Examine the records and identify each line that includes the string "JSON". Copy those lines.

• _Records provided_:
>>>

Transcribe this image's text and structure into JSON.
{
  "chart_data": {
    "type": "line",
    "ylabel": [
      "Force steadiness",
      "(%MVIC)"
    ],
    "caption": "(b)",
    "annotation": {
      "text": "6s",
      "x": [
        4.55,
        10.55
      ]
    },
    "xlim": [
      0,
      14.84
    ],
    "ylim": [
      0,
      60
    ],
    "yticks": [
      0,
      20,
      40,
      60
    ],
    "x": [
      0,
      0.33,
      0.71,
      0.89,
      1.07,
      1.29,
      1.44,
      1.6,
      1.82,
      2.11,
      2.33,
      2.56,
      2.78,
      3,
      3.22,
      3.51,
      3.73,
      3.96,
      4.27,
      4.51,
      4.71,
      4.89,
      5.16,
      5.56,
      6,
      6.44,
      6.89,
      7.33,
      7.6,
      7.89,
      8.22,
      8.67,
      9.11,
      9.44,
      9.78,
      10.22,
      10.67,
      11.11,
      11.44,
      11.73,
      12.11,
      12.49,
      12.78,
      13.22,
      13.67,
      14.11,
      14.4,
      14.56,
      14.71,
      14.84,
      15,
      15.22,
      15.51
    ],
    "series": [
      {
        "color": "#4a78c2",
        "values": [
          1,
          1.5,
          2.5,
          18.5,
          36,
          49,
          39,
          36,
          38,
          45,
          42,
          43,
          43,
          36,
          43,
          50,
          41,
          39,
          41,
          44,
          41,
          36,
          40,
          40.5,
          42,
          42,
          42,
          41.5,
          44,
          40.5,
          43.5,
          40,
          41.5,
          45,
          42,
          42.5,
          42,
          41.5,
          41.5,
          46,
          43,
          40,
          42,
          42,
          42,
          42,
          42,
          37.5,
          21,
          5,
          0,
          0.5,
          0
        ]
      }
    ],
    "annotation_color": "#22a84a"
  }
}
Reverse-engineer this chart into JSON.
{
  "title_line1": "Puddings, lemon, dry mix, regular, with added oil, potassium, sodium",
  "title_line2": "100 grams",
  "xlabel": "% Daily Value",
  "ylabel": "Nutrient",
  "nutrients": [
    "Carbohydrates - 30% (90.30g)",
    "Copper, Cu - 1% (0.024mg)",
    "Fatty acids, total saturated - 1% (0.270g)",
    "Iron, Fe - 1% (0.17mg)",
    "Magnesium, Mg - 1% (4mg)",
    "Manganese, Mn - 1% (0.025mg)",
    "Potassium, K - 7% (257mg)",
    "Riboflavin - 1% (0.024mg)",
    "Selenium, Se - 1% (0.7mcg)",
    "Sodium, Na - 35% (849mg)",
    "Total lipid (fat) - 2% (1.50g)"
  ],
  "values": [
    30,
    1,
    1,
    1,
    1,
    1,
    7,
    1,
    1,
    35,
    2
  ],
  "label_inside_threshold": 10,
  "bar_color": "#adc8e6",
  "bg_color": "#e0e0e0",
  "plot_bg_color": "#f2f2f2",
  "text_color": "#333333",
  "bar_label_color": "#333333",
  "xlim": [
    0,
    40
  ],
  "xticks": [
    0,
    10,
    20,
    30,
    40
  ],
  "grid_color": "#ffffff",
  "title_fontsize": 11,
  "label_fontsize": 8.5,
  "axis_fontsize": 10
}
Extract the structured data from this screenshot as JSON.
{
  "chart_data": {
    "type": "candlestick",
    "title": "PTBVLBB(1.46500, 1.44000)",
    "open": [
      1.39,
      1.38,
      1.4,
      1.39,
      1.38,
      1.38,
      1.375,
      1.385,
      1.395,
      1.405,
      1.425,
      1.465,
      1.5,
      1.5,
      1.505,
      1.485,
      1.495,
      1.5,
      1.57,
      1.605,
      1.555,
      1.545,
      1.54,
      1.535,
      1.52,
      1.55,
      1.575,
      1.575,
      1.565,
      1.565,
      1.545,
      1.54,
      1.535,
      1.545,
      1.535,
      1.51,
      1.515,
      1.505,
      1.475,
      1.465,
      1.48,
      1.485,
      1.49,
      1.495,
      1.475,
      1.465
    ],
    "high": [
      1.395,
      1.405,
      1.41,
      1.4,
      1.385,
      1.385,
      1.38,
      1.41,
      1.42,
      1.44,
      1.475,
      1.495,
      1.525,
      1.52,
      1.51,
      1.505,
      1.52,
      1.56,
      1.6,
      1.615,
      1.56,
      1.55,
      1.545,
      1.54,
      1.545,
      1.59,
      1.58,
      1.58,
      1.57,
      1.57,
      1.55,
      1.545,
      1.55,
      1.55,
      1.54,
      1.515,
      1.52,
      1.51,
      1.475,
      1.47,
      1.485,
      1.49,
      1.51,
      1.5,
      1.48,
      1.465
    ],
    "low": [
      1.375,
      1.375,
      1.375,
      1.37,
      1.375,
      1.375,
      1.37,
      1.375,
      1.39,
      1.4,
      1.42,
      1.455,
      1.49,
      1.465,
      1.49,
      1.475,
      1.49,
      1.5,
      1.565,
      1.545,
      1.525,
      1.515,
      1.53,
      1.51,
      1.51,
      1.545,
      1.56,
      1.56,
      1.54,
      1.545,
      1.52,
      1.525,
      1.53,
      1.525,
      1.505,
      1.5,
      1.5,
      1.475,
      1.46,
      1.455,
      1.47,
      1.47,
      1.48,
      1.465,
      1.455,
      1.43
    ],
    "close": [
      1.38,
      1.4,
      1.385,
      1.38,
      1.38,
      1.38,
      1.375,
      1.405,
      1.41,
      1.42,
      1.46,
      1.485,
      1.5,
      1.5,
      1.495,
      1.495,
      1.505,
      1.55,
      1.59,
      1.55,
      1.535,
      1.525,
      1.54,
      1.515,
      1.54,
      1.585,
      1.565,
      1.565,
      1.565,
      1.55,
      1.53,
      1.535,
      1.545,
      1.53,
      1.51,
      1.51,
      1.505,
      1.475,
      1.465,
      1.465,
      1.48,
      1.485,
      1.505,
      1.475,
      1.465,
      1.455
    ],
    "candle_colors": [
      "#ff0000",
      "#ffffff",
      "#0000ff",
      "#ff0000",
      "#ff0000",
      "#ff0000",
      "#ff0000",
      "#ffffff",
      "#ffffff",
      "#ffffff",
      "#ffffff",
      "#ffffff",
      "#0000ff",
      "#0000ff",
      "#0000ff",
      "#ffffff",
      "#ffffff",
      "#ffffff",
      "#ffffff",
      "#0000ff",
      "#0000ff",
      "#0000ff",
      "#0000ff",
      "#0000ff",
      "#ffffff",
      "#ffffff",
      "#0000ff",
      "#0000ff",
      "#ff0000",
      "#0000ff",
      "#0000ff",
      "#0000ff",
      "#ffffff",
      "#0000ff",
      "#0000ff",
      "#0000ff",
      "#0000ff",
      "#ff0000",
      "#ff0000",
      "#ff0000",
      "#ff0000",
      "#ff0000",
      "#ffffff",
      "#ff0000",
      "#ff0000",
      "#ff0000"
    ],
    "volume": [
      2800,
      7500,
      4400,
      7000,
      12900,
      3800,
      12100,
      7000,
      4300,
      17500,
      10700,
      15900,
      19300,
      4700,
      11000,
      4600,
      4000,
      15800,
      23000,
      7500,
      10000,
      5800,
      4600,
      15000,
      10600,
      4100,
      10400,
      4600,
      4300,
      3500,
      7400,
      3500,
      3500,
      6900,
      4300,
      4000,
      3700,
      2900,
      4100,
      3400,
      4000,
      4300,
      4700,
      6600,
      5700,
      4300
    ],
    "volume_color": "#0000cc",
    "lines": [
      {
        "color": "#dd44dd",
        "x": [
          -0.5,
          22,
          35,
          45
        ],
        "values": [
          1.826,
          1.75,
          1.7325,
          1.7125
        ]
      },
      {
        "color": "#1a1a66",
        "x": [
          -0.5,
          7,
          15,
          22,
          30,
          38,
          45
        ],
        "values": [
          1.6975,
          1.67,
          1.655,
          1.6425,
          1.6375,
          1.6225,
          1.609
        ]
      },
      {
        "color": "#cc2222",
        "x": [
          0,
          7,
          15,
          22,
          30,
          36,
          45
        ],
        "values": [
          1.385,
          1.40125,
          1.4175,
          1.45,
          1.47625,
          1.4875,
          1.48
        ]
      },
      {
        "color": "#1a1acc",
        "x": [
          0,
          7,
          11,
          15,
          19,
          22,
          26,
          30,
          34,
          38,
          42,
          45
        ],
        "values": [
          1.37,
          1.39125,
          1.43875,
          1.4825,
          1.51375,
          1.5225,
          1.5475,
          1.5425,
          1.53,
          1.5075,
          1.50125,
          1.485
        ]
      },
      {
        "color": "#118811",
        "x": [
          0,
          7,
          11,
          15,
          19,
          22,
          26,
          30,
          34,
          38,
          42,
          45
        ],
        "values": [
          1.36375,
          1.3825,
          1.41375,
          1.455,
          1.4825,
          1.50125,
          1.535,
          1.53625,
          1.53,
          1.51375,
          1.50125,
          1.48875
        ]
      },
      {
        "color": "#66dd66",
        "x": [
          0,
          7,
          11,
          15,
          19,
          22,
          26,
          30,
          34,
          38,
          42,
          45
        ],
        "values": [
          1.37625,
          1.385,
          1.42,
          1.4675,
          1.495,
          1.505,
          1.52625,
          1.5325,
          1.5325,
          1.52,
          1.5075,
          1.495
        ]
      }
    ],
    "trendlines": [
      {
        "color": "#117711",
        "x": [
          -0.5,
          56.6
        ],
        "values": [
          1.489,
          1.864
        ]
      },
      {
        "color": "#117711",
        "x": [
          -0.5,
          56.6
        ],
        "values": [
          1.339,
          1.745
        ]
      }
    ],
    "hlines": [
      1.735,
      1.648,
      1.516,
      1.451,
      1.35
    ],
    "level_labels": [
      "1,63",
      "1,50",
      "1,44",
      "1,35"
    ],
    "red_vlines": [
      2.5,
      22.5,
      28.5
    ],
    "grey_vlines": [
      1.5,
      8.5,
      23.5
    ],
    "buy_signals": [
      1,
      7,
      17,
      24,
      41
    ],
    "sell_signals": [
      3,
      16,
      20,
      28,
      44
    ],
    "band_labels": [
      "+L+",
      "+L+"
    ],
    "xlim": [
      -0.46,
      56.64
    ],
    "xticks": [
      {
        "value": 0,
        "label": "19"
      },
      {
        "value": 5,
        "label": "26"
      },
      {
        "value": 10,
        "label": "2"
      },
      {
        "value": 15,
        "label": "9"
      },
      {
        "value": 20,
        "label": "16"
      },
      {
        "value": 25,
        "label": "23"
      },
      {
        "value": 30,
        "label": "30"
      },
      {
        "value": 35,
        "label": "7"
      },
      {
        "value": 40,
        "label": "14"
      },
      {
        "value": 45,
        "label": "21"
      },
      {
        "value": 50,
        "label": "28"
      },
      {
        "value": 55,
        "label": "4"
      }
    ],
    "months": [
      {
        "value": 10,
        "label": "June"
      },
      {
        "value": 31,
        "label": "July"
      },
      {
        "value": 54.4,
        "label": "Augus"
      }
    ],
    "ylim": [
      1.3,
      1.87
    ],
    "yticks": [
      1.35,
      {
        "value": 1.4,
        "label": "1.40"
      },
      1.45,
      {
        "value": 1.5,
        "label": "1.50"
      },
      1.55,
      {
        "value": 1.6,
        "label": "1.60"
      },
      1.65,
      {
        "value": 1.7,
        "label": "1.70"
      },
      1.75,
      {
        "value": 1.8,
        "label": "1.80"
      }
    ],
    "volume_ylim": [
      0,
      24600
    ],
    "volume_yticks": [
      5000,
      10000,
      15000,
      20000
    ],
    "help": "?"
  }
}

<<<

• _Task result_:
Transcribe this image's text and structure into JSON.
Reverse-engineer this chart into JSON.
Extract the structured data from this screenshot as JSON.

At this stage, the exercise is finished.